» **The problem**:
Output the material beneath this task exactly, images excluded.

» **Data excerpts**:
_ _ _ _

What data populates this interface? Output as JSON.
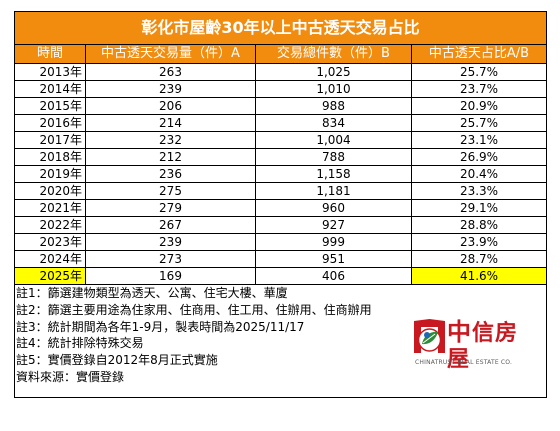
{
  "title": "彰化市屋齡30年以上中古透天交易占比",
  "headers": [
    "時間",
    "中古透天交易量（件）A",
    "交易總件數（件）B",
    "中古透天占比A/B"
  ],
  "rows": [
    {
      "year": "2013年",
      "a": "263",
      "b": "1,025",
      "ratio": "25.7%"
    },
    {
      "year": "2014年",
      "a": "239",
      "b": "1,010",
      "ratio": "23.7%"
    },
    {
      "year": "2015年",
      "a": "206",
      "b": "988",
      "ratio": "20.9%"
    },
    {
      "year": "2016年",
      "a": "214",
      "b": "834",
      "ratio": "25.7%"
    },
    {
      "year": "2017年",
      "a": "232",
      "b": "1,004",
      "ratio": "23.1%"
    },
    {
      "year": "2018年",
      "a": "212",
      "b": "788",
      "ratio": "26.9%"
    },
    {
      "year": "2019年",
      "a": "236",
      "b": "1,158",
      "ratio": "20.4%"
    },
    {
      "year": "2020年",
      "a": "275",
      "b": "1,181",
      "ratio": "23.3%"
    },
    {
      "year": "2021年",
      "a": "279",
      "b": "960",
      "ratio": "29.1%"
    },
    {
      "year": "2022年",
      "a": "267",
      "b": "927",
      "ratio": "28.8%"
    },
    {
      "year": "2023年",
      "a": "239",
      "b": "999",
      "ratio": "23.9%"
    },
    {
      "year": "2024年",
      "a": "273",
      "b": "951",
      "ratio": "28.7%"
    },
    {
      "year": "2025年",
      "a": "169",
      "b": "406",
      "ratio": "41.6%",
      "highlight": true
    }
  ],
  "notes": [
    "註1：篩選建物類型為透天、公寓、住宅大樓、華廈",
    "註2：篩選主要用途為住家用、住商用、住工用、住辦用、住商辦用",
    "註3：統計期間為各年1-9月，製表時間為2025/11/17",
    "註4：統計排除特殊交易",
    "註5：實價登錄自2012年8月正式實施",
    "資料來源：實價登錄"
  ],
  "logo": {
    "name_first": "中",
    "name_rest": "信房屋",
    "subtitle": "CHINATRUST REAL ESTATE CO.",
    "icon": "house-leaf-logo-icon"
  },
  "colors": {
    "header_bg": "#f28c0f",
    "highlight": "#ffff00",
    "brand_red": "#c7191f"
  }
}
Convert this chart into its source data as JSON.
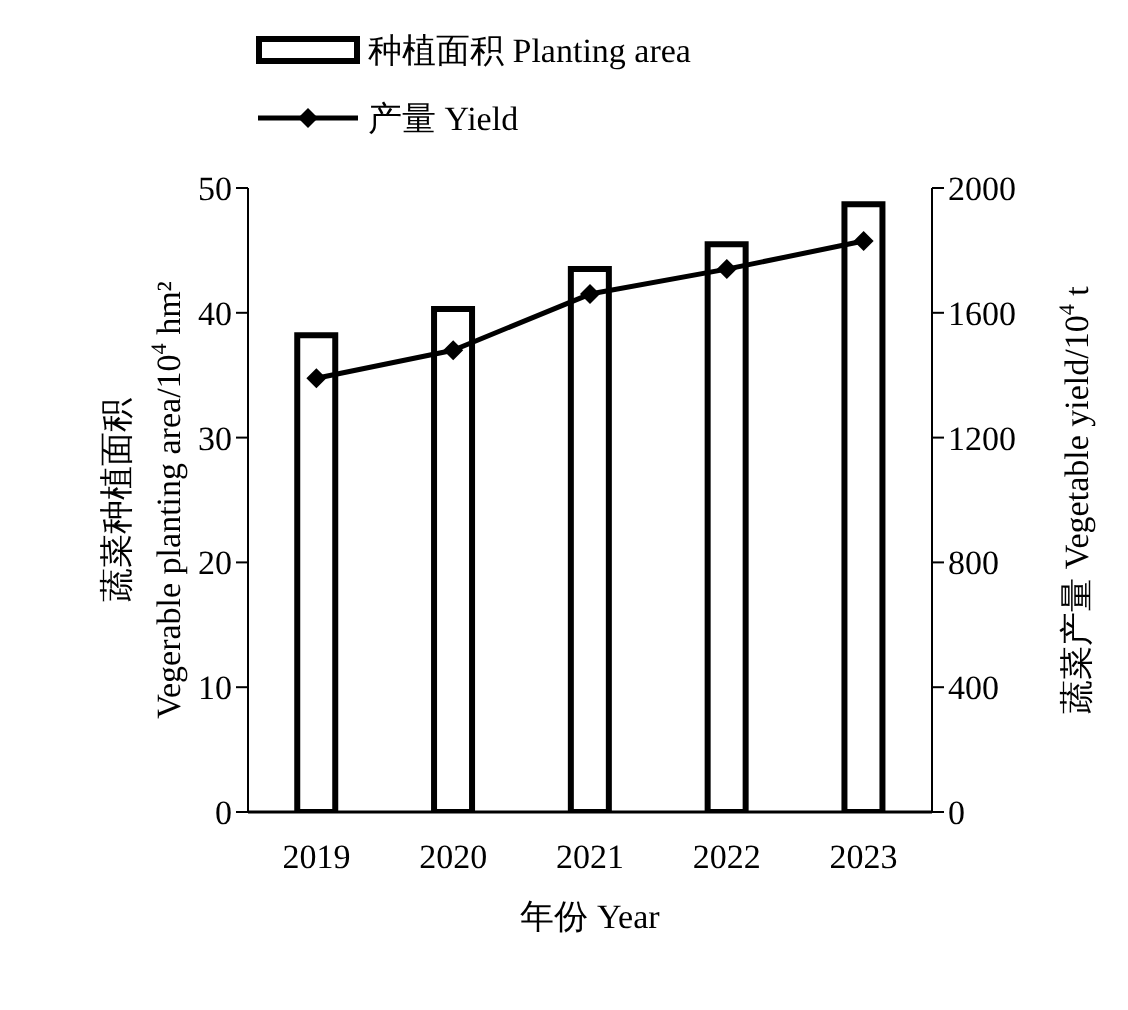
{
  "chart_data": {
    "type": "bar",
    "categories": [
      "2019",
      "2020",
      "2021",
      "2022",
      "2023"
    ],
    "series": [
      {
        "name": "种植面积 Planting area",
        "color": "#ffffff",
        "values": [
          38.2,
          40.3,
          43.5,
          45.5,
          48.7
        ]
      },
      {
        "name": "产量 Yield",
        "type": "line",
        "axis": "y2",
        "color": "#000000",
        "values": [
          1390,
          1480,
          1660,
          1740,
          1830
        ]
      }
    ],
    "xlabel": "年份 Year",
    "ylabel": "蔬菜种植面积\nVegerable planting area/10$^{4}$ hm²",
    "y2label": "蔬菜产量 Vegetable yield/10$^{4}$ t",
    "ylim": [
      0,
      50
    ],
    "yticks": [
      0,
      10,
      20,
      30,
      40,
      50
    ],
    "y2lim": [
      0,
      2000
    ],
    "y2ticks": [
      0,
      400,
      800,
      1200,
      1600,
      2000
    ],
    "grid": false,
    "legend": "top",
    "marker": "diamond",
    "line_style": "solid"
  }
}
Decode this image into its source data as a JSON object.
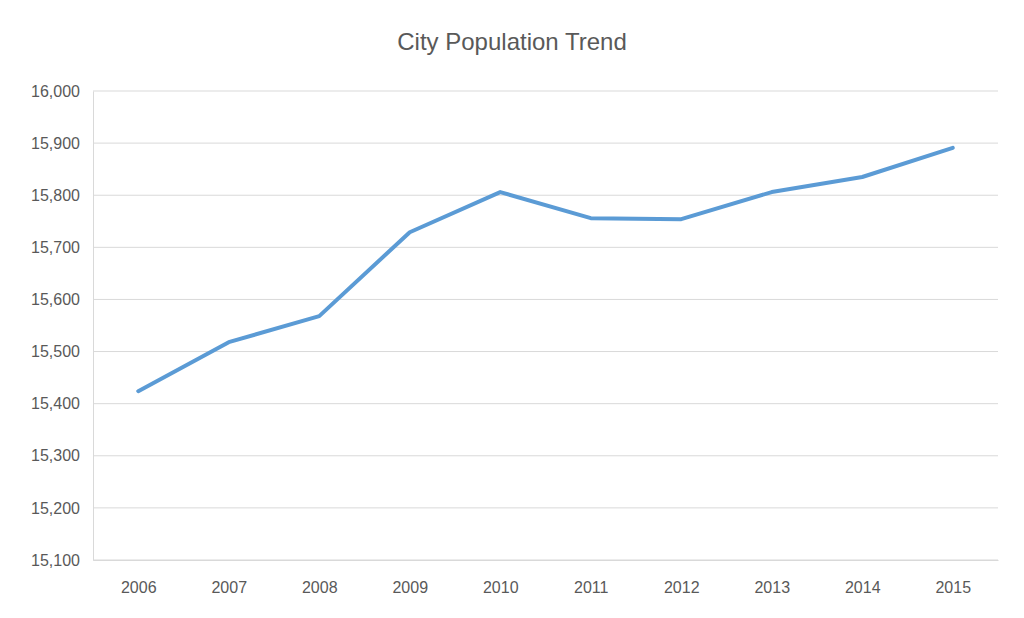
{
  "chart_data": {
    "type": "line",
    "title": "City Population Trend",
    "categories": [
      "2006",
      "2007",
      "2008",
      "2009",
      "2010",
      "2011",
      "2012",
      "2013",
      "2014",
      "2015"
    ],
    "values": [
      15424,
      15518,
      15568,
      15729,
      15806,
      15756,
      15754,
      15806,
      15835,
      15891
    ],
    "color": "#5b9bd5",
    "ylim": [
      15100,
      16000
    ],
    "yticks": [
      {
        "value": 15100,
        "label": "15,100"
      },
      {
        "value": 15200,
        "label": "15,200"
      },
      {
        "value": 15300,
        "label": "15,300"
      },
      {
        "value": 15400,
        "label": "15,400"
      },
      {
        "value": 15500,
        "label": "15,500"
      },
      {
        "value": 15600,
        "label": "15,600"
      },
      {
        "value": 15700,
        "label": "15,700"
      },
      {
        "value": 15800,
        "label": "15,800"
      },
      {
        "value": 15900,
        "label": "15,900"
      },
      {
        "value": 16000,
        "label": "16,000"
      }
    ],
    "grid": true
  }
}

_ _ _ _

» **Result for this task**:
What data populates this interface? Output as JSON.
{
  "title": "彰化市屋齡30年以上中古透天交易占比",
  "headers": [
    "時間",
    "中古透天交易量（件）A",
    "交易總件數（件）B",
    "中古透天占比A/B"
  ],
  "rows": [
    {
      "year": "2013年",
      "a": "263",
      "b": "1,025",
      "ratio": "25.7%"
    },
    {
      "year": "2014年",
      "a": "239",
      "b": "1,010",
      "ratio": "23.7%"
    },
    {
      "year": "2015年",
      "a": "206",
      "b": "988",
      "ratio": "20.9%"
    },
    {
      "year": "2016年",
      "a": "214",
      "b": "834",
      "ratio": "25.7%"
    },
    {
      "year": "2017年",
      "a": "232",
      "b": "1,004",
      "ratio": "23.1%"
    },
    {
      "year": "2018年",
      "a": "212",
      "b": "788",
      "ratio": "26.9%"
    },
    {
      "year": "2019年",
      "a": "236",
      "b": "1,158",
      "ratio": "20.4%"
    },
    {
      "year": "2020年",
      "a": "275",
      "b": "1,181",
      "ratio": "23.3%"
    },
    {
      "year": "2021年",
      "a": "279",
      "b": "960",
      "ratio": "29.1%"
    },
    {
      "year": "2022年",
      "a": "267",
      "b": "927",
      "ratio": "28.8%"
    },
    {
      "year": "2023年",
      "a": "239",
      "b": "999",
      "ratio": "23.9%"
    },
    {
      "year": "2024年",
      "a": "273",
      "b": "951",
      "ratio": "28.7%"
    },
    {
      "year": "2025年",
      "a": "169",
      "b": "406",
      "ratio": "41.6%",
      "highlight": true
    }
  ],
  "notes": [
    "註1：篩選建物類型為透天、公寓、住宅大樓、華廈",
    "註2：篩選主要用途為住家用、住商用、住工用、住辦用、住商辦用",
    "註3：統計期間為各年1-9月，製表時間為2025/11/17",
    "註4：統計排除特殊交易",
    "註5：實價登錄自2012年8月正式實施",
    "資料來源：實價登錄"
  ],
  "logo": {
    "name_first": "中",
    "name_rest": "信房屋",
    "subtitle": "CHINATRUST REAL ESTATE CO.",
    "icon": "house-leaf-logo-icon"
  },
  "colors": {
    "header_bg": "#f28c0f",
    "highlight": "#ffff00",
    "brand_red": "#c7191f"
  }
}
Convert this chart into its source data as JSON.
{
  "chart_data": {
    "type": "bar",
    "categories": [
      "2019",
      "2020",
      "2021",
      "2022",
      "2023"
    ],
    "series": [
      {
        "name": "种植面积 Planting area",
        "color": "#ffffff",
        "values": [
          38.2,
          40.3,
          43.5,
          45.5,
          48.7
        ]
      },
      {
        "name": "产量 Yield",
        "type": "line",
        "axis": "y2",
        "color": "#000000",
        "values": [
          1390,
          1480,
          1660,
          1740,
          1830
        ]
      }
    ],
    "xlabel": "年份 Year",
    "ylabel": "蔬菜种植面积\nVegerable planting area/10$^{4}$ hm²",
    "y2label": "蔬菜产量 Vegetable yield/10$^{4}$ t",
    "ylim": [
      0,
      50
    ],
    "yticks": [
      0,
      10,
      20,
      30,
      40,
      50
    ],
    "y2lim": [
      0,
      2000
    ],
    "y2ticks": [
      0,
      400,
      800,
      1200,
      1600,
      2000
    ],
    "grid": false,
    "legend": "top",
    "marker": "diamond",
    "line_style": "solid"
  }
}
Decode this image into its source data as a JSON object.
{
  "chart_data": {
    "type": "line",
    "title": "City Population Trend",
    "categories": [
      "2006",
      "2007",
      "2008",
      "2009",
      "2010",
      "2011",
      "2012",
      "2013",
      "2014",
      "2015"
    ],
    "values": [
      15424,
      15518,
      15568,
      15729,
      15806,
      15756,
      15754,
      15806,
      15835,
      15891
    ],
    "color": "#5b9bd5",
    "ylim": [
      15100,
      16000
    ],
    "yticks": [
      {
        "value": 15100,
        "label": "15,100"
      },
      {
        "value": 15200,
        "label": "15,200"
      },
      {
        "value": 15300,
        "label": "15,300"
      },
      {
        "value": 15400,
        "label": "15,400"
      },
      {
        "value": 15500,
        "label": "15,500"
      },
      {
        "value": 15600,
        "label": "15,600"
      },
      {
        "value": 15700,
        "label": "15,700"
      },
      {
        "value": 15800,
        "label": "15,800"
      },
      {
        "value": 15900,
        "label": "15,900"
      },
      {
        "value": 16000,
        "label": "16,000"
      }
    ],
    "grid": true
  }
}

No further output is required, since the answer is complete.